_Source records_:
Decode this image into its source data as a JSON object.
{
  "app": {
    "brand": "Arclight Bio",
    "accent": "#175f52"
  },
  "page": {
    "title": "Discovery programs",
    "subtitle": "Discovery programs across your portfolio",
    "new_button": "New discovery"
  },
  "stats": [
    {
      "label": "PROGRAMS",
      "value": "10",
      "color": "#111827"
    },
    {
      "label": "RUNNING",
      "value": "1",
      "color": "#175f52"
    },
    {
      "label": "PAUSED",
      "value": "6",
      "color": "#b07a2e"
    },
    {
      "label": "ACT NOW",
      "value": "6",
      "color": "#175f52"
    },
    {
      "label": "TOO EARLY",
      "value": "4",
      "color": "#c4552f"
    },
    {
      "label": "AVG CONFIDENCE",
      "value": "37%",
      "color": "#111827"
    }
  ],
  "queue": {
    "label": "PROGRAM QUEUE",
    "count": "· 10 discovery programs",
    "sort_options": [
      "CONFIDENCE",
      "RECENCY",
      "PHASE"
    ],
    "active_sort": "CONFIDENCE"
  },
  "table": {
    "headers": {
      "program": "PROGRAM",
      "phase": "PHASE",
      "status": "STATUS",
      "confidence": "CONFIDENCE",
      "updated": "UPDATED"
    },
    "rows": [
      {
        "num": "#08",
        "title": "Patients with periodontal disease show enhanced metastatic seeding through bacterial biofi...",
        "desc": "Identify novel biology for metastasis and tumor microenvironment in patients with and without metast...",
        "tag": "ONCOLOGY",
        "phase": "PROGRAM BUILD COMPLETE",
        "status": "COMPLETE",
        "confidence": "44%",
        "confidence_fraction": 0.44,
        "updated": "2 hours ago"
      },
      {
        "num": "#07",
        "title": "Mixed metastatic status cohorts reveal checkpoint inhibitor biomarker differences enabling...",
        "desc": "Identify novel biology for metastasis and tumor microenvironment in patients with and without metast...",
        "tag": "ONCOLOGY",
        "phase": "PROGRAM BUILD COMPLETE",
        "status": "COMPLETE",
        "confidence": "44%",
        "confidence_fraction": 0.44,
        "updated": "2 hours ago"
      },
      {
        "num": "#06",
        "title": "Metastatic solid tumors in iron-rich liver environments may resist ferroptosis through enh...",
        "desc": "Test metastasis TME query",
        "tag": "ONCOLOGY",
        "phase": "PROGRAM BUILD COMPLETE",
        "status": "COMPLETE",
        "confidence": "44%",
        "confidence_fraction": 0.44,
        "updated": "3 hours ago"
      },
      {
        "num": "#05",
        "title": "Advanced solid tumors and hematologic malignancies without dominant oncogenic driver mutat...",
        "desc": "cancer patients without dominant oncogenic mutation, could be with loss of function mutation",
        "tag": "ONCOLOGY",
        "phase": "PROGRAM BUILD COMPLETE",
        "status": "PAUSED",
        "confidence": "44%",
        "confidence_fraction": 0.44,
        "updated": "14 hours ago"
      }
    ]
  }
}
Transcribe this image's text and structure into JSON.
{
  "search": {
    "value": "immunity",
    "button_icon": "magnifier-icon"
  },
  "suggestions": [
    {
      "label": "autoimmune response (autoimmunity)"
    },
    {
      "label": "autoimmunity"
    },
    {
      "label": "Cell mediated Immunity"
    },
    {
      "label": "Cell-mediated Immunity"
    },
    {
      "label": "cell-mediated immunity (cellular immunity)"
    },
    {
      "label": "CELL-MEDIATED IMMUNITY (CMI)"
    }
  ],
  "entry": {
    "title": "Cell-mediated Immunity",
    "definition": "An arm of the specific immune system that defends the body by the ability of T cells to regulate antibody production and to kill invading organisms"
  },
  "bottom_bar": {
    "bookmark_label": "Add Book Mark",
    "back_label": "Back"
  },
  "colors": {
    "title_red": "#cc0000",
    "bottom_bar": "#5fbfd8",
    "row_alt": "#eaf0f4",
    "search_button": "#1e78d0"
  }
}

_Exercise details_: Once the records end, copy them all again exactly.

_Reply_:
Decode this image into its source data as a JSON object.
{
  "app": {
    "brand": "Arclight Bio",
    "accent": "#175f52"
  },
  "page": {
    "title": "Discovery programs",
    "subtitle": "Discovery programs across your portfolio",
    "new_button": "New discovery"
  },
  "stats": [
    {
      "label": "PROGRAMS",
      "value": "10",
      "color": "#111827"
    },
    {
      "label": "RUNNING",
      "value": "1",
      "color": "#175f52"
    },
    {
      "label": "PAUSED",
      "value": "6",
      "color": "#b07a2e"
    },
    {
      "label": "ACT NOW",
      "value": "6",
      "color": "#175f52"
    },
    {
      "label": "TOO EARLY",
      "value": "4",
      "color": "#c4552f"
    },
    {
      "label": "AVG CONFIDENCE",
      "value": "37%",
      "color": "#111827"
    }
  ],
  "queue": {
    "label": "PROGRAM QUEUE",
    "count": "· 10 discovery programs",
    "sort_options": [
      "CONFIDENCE",
      "RECENCY",
      "PHASE"
    ],
    "active_sort": "CONFIDENCE"
  },
  "table": {
    "headers": {
      "program": "PROGRAM",
      "phase": "PHASE",
      "status": "STATUS",
      "confidence": "CONFIDENCE",
      "updated": "UPDATED"
    },
    "rows": [
      {
        "num": "#08",
        "title": "Patients with periodontal disease show enhanced metastatic seeding through bacterial biofi...",
        "desc": "Identify novel biology for metastasis and tumor microenvironment in patients with and without metast...",
        "tag": "ONCOLOGY",
        "phase": "PROGRAM BUILD COMPLETE",
        "status": "COMPLETE",
        "confidence": "44%",
        "confidence_fraction": 0.44,
        "updated": "2 hours ago"
      },
      {
        "num": "#07",
        "title": "Mixed metastatic status cohorts reveal checkpoint inhibitor biomarker differences enabling...",
        "desc": "Identify novel biology for metastasis and tumor microenvironment in patients with and without metast...",
        "tag": "ONCOLOGY",
        "phase": "PROGRAM BUILD COMPLETE",
        "status": "COMPLETE",
        "confidence": "44%",
        "confidence_fraction": 0.44,
        "updated": "2 hours ago"
      },
      {
        "num": "#06",
        "title": "Metastatic solid tumors in iron-rich liver environments may resist ferroptosis through enh...",
        "desc": "Test metastasis TME query",
        "tag": "ONCOLOGY",
        "phase": "PROGRAM BUILD COMPLETE",
        "status": "COMPLETE",
        "confidence": "44%",
        "confidence_fraction": 0.44,
        "updated": "3 hours ago"
      },
      {
        "num": "#05",
        "title": "Advanced solid tumors and hematologic malignancies without dominant oncogenic driver mutat...",
        "desc": "cancer patients without dominant oncogenic mutation, could be with loss of function mutation",
        "tag": "ONCOLOGY",
        "phase": "PROGRAM BUILD COMPLETE",
        "status": "PAUSED",
        "confidence": "44%",
        "confidence_fraction": 0.44,
        "updated": "14 hours ago"
      }
    ]
  }
}
Transcribe this image's text and structure into JSON.
{
  "search": {
    "value": "immunity",
    "button_icon": "magnifier-icon"
  },
  "suggestions": [
    {
      "label": "autoimmune response (autoimmunity)"
    },
    {
      "label": "autoimmunity"
    },
    {
      "label": "Cell mediated Immunity"
    },
    {
      "label": "Cell-mediated Immunity"
    },
    {
      "label": "cell-mediated immunity (cellular immunity)"
    },
    {
      "label": "CELL-MEDIATED IMMUNITY (CMI)"
    }
  ],
  "entry": {
    "title": "Cell-mediated Immunity",
    "definition": "An arm of the specific immune system that defends the body by the ability of T cells to regulate antibody production and to kill invading organisms"
  },
  "bottom_bar": {
    "bookmark_label": "Add Book Mark",
    "back_label": "Back"
  },
  "colors": {
    "title_red": "#cc0000",
    "bottom_bar": "#5fbfd8",
    "row_alt": "#eaf0f4",
    "search_button": "#1e78d0"
  }
}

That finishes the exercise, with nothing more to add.